### EXERCISE DESCRIPTION
Where a line below holds the string "collections", copy that line.

### DATA SUPPLIED

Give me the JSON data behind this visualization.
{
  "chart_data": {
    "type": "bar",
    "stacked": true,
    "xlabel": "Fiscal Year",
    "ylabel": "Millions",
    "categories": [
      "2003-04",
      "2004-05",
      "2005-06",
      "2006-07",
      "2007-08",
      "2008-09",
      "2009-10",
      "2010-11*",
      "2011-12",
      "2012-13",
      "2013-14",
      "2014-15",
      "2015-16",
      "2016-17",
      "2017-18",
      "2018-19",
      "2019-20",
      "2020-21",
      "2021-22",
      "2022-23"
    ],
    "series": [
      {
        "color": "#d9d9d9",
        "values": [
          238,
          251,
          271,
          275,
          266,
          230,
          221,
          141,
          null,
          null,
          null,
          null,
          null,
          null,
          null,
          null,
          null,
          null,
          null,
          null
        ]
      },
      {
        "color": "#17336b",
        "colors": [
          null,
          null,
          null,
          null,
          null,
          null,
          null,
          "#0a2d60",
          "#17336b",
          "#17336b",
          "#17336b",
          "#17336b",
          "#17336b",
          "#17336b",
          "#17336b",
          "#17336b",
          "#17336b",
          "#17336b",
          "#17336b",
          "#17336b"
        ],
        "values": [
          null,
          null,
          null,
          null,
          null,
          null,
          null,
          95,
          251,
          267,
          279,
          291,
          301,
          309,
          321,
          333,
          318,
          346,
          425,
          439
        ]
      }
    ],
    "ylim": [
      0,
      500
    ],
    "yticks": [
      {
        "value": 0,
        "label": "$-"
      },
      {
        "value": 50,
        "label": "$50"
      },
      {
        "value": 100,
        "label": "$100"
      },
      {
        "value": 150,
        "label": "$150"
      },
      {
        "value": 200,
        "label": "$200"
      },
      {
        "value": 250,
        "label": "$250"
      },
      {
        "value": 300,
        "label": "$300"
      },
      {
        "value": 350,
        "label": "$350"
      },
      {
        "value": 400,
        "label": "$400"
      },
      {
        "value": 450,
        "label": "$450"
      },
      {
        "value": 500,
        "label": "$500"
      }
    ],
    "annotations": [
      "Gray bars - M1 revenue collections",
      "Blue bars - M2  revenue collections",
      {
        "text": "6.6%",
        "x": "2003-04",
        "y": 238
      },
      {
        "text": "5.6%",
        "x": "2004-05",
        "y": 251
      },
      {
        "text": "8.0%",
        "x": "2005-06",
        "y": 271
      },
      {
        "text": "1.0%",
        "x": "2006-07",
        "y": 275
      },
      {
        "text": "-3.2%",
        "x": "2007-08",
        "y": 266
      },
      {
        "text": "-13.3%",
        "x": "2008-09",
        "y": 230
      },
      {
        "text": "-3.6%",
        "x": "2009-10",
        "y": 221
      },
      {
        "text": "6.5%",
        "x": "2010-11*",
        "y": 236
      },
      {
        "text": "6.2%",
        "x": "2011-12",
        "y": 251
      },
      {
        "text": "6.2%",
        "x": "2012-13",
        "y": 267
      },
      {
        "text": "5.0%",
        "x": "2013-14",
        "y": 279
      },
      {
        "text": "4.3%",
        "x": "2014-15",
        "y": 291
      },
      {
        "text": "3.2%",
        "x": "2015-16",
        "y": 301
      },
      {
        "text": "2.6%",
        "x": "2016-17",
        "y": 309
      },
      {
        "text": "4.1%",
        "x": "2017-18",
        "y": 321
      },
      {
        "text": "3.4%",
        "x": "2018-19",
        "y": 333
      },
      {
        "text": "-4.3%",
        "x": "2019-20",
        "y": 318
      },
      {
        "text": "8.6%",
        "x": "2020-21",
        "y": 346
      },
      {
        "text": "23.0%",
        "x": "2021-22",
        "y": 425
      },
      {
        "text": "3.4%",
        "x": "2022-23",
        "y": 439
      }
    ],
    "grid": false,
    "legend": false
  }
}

### CORRECT RESPONSE
      "Gray bars - M1 revenue collections",
      "Blue bars - M2  revenue collections",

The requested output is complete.